Dynamical changes in neurons during seizures determine tonic to clonic shift

  • Bryce BeverlinII
  • James Kakalios
  • Duane Nykamp
  • Theoden Ivan NetoffEmail author
Article

Abstract

A tonic-clonic seizure transitions from high frequency asynchronous activity to low frequency coherent oscillations, yet the mechanism of transition remains unknown. We propose a shift in network synchrony due to changes in cellular response. Here we use phase-response curves (PRC) from Morris-Lecar (M-L) model neurons with synaptic depression and gradually decrease input current to cells within a network simulation. This method effectively decreases firing rates resulting in a shift to greater network synchrony illustrating a possible mechanism of the transition phenomenon. PRCs are measured from the M-L conductance based model cell with a range of input currents within the limit cycle. A large network of 3000 excitatory neurons is simulated with a network topology generated from second-order statistics which allows a range of population synchrony. The population synchrony of the oscillating cells is measured with the Kuramoto order parameter, which reveals a transition from tonic to clonic phase exhibited by our model network. The cellular response shift mechanism for the tonic-clonic seizure transition reproduces the population behavior closely when compared to EEG data.

- - - -

Using the abstract, explain in one to three sentences why gradually lowering the input current to the model cells is relevant to the tonic-to-clonic transition.

- - - -

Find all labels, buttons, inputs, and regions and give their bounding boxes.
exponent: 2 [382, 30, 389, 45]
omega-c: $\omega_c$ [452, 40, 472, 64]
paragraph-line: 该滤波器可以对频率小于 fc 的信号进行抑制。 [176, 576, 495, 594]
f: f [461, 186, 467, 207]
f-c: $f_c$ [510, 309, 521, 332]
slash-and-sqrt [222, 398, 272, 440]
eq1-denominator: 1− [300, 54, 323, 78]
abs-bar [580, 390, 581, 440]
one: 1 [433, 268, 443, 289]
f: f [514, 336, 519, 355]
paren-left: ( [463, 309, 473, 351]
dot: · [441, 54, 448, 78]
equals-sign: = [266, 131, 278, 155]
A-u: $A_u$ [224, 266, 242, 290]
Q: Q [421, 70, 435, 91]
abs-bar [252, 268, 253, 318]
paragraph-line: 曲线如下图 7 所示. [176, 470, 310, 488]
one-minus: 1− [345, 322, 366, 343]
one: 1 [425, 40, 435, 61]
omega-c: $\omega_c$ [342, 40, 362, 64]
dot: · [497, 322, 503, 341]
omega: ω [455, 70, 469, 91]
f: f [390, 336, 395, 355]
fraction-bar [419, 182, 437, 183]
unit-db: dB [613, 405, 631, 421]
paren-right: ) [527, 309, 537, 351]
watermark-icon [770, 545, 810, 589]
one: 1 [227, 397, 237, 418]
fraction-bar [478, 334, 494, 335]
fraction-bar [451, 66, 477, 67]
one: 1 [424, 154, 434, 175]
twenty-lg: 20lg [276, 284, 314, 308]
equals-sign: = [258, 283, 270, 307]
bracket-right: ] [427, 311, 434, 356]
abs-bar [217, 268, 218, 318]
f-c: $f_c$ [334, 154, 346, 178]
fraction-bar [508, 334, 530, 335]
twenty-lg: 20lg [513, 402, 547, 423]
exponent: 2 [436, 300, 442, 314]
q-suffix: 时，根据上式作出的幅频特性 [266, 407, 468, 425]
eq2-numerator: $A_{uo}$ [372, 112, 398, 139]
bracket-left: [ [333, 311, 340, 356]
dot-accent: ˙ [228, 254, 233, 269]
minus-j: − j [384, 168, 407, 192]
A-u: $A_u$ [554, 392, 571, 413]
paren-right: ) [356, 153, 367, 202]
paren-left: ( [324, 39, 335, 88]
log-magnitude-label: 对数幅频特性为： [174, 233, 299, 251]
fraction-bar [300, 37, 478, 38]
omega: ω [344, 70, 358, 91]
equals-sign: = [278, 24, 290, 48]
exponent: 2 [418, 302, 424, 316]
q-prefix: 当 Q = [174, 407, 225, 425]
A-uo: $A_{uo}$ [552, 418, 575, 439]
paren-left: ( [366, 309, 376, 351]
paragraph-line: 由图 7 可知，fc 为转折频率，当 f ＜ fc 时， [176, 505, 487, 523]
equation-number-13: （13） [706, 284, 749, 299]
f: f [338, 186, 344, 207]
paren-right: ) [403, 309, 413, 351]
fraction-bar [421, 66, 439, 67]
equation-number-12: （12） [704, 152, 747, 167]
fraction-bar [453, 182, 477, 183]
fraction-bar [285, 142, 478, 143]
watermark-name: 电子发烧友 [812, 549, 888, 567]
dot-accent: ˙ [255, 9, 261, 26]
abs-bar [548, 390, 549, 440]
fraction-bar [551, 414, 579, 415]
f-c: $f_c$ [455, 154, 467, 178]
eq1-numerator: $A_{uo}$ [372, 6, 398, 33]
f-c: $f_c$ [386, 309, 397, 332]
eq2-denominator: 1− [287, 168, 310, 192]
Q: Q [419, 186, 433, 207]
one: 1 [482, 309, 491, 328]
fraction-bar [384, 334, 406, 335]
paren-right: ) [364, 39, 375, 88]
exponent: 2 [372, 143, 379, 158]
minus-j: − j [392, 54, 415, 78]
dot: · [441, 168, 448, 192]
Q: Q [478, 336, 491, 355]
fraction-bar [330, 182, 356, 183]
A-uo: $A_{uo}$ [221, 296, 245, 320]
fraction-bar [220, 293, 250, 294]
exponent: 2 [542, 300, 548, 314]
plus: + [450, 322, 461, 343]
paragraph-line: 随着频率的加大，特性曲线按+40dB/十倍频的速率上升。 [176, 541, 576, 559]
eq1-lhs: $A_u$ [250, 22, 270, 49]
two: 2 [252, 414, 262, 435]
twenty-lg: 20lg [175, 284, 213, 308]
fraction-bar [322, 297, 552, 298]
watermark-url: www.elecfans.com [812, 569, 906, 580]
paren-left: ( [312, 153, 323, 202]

- - - -

ANSWER SECTION |
Gradually decreasing the input current lowers the neurons' firing rates, and this produces a shift to greater network synchrony. That shift illustrates a possible mechanism for the transition from high-frequency asynchronous activity to low-frequency coherent oscillations.